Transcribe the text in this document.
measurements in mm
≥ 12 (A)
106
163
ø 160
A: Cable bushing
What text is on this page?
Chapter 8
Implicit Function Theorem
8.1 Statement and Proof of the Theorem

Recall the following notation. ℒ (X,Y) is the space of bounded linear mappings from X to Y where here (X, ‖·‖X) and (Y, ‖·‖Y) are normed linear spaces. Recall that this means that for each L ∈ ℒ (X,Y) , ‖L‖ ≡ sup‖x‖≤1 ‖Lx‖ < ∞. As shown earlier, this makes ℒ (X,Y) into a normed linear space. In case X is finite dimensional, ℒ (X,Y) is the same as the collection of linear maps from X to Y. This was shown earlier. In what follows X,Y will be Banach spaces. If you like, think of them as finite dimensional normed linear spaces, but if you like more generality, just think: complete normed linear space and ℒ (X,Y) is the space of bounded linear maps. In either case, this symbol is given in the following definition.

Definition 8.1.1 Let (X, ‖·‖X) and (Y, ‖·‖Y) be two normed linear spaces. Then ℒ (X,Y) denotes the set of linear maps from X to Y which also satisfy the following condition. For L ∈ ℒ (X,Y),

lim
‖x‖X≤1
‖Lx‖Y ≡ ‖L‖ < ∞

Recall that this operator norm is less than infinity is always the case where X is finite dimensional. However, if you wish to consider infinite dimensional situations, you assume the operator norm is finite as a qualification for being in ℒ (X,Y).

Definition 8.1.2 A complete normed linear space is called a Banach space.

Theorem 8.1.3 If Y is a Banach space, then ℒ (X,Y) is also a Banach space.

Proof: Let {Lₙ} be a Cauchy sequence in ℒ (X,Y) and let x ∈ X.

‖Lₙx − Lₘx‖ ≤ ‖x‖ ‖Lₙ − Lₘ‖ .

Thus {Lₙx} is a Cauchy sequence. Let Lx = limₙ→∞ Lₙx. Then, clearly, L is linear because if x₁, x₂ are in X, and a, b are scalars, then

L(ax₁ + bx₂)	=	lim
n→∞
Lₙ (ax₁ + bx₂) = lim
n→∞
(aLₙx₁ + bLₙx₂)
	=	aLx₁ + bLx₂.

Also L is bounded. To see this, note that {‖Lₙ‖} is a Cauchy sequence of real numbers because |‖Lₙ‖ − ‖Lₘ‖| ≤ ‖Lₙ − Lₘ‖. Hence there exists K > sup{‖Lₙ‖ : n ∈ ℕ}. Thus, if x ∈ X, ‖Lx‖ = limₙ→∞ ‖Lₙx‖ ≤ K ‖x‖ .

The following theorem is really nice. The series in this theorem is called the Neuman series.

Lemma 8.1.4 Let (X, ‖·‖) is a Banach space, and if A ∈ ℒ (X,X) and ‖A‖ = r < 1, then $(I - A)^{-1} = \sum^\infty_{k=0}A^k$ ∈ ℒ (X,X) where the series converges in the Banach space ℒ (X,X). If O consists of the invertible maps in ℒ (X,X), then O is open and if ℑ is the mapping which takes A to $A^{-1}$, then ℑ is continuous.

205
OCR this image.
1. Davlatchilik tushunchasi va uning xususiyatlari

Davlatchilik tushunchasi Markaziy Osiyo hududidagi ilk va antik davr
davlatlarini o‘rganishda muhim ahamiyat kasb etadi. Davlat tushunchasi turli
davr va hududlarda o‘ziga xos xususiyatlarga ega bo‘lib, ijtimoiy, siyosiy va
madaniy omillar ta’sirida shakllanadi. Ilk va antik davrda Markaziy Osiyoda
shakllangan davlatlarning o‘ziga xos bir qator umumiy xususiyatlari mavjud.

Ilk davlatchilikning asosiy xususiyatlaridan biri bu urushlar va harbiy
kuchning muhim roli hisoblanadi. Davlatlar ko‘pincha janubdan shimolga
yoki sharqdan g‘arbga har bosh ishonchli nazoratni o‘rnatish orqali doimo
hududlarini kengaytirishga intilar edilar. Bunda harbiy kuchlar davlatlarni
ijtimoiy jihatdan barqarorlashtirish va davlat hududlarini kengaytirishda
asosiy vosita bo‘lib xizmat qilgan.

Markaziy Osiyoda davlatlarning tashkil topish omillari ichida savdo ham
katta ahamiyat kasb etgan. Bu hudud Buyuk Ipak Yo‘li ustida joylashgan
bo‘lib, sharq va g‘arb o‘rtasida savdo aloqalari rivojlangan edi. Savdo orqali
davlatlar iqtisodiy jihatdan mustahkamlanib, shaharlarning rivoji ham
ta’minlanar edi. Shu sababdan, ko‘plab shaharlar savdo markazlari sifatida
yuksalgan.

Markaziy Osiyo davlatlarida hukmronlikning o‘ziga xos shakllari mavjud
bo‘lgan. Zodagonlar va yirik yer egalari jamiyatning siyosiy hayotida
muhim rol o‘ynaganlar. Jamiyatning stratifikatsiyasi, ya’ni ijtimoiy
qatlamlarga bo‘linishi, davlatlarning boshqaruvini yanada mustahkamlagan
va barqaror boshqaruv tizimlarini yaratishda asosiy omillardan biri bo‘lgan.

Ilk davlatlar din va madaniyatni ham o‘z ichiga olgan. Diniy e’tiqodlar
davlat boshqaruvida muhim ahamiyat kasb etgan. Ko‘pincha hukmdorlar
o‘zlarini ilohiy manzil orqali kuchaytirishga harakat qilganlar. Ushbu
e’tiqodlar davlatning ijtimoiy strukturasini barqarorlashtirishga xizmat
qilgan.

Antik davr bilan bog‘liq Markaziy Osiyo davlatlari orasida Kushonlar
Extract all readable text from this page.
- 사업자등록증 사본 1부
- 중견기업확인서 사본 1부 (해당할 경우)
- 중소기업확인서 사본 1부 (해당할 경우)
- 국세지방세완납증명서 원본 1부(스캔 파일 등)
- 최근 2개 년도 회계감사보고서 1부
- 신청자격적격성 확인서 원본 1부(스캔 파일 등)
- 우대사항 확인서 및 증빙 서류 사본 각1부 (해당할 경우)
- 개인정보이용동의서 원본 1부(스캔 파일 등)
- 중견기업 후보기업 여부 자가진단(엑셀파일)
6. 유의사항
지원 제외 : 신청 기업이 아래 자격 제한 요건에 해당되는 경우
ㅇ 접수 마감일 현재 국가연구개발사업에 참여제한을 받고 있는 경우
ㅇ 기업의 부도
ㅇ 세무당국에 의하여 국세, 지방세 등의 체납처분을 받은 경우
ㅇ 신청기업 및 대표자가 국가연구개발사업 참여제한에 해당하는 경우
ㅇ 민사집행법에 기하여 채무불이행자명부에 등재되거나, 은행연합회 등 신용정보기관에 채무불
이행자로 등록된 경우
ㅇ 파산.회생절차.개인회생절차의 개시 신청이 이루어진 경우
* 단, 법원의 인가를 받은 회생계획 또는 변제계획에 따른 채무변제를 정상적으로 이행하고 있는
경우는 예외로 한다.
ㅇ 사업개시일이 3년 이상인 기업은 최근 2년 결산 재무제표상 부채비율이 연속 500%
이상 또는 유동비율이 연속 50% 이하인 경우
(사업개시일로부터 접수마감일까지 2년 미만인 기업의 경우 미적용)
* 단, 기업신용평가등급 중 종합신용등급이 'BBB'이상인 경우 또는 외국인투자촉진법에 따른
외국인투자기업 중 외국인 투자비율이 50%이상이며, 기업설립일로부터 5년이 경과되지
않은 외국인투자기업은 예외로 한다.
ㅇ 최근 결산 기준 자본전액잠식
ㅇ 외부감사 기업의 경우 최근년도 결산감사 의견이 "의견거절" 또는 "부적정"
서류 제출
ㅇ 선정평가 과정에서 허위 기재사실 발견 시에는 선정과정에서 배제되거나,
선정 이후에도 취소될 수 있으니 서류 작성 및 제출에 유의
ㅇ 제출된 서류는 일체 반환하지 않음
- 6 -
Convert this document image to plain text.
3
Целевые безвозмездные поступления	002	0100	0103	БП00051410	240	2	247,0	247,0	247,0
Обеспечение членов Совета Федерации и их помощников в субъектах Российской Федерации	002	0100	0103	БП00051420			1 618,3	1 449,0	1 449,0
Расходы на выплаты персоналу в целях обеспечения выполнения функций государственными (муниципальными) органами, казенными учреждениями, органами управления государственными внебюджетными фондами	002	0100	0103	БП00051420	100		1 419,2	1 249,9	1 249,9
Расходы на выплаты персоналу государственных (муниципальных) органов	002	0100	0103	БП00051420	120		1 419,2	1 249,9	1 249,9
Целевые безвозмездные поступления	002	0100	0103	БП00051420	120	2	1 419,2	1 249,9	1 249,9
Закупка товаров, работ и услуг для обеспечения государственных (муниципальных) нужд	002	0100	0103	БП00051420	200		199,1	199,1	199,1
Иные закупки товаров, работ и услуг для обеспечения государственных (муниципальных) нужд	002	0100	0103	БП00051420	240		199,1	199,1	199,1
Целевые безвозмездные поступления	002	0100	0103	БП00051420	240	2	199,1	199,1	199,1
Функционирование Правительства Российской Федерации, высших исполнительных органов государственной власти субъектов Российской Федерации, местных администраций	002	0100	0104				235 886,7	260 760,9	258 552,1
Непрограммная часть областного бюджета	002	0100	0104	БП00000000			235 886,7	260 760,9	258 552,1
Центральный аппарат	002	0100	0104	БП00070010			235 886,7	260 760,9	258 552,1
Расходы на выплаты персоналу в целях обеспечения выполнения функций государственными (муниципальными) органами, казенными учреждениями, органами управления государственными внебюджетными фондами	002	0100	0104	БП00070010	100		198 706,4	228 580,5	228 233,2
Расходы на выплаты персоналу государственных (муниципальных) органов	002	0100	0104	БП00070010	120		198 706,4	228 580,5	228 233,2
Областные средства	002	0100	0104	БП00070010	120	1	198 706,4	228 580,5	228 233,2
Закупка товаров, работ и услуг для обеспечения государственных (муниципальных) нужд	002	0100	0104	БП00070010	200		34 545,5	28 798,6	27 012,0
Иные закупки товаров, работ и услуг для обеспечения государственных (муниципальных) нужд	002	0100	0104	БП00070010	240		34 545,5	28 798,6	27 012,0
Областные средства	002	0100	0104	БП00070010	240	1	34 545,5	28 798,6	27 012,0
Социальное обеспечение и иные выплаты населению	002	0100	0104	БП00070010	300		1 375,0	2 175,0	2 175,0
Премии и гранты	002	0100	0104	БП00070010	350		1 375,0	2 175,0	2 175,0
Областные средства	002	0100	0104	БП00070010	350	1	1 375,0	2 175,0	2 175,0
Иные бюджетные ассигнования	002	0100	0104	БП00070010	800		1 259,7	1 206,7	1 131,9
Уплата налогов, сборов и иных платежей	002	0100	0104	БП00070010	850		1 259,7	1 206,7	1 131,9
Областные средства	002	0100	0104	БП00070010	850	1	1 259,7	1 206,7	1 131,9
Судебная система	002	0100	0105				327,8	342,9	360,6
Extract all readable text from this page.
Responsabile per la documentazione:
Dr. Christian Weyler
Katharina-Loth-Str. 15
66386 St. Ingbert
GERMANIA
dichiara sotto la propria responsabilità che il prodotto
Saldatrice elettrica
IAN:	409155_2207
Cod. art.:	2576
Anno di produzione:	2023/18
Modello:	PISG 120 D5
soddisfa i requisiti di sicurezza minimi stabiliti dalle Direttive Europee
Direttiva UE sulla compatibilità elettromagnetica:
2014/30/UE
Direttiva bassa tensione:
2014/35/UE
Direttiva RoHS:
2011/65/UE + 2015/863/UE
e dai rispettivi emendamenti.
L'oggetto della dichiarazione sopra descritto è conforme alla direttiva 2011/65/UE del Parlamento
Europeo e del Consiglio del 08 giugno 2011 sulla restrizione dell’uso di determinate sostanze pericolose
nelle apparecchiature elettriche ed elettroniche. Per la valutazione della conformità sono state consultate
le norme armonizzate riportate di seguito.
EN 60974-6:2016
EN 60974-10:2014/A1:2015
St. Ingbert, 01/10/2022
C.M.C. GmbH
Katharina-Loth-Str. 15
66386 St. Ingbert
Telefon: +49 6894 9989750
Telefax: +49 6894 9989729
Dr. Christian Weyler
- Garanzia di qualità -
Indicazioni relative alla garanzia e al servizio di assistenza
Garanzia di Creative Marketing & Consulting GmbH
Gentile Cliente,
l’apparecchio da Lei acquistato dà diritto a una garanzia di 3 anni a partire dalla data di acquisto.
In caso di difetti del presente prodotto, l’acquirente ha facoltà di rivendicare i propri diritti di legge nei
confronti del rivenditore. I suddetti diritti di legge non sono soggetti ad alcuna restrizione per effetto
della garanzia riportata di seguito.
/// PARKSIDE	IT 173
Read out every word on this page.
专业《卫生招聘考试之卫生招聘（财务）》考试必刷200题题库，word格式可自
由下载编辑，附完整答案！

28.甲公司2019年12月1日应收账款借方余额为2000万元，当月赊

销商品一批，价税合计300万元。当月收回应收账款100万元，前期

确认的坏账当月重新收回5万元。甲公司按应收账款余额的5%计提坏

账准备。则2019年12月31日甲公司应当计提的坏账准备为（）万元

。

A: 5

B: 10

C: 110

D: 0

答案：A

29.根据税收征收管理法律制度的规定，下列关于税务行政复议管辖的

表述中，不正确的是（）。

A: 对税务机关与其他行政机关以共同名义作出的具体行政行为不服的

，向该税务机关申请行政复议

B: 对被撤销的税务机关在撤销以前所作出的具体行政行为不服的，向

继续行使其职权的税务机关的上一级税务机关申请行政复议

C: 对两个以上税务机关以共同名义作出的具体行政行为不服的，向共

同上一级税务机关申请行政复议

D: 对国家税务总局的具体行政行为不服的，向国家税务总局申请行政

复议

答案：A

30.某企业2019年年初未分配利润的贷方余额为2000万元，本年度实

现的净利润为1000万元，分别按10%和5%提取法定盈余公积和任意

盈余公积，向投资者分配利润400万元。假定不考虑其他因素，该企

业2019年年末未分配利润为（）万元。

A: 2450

—————

▶ **YOUR OBJECTIVE**
Provide the number of lines containing the string "orqali", with no other output.

▶ **SOLUTION**
3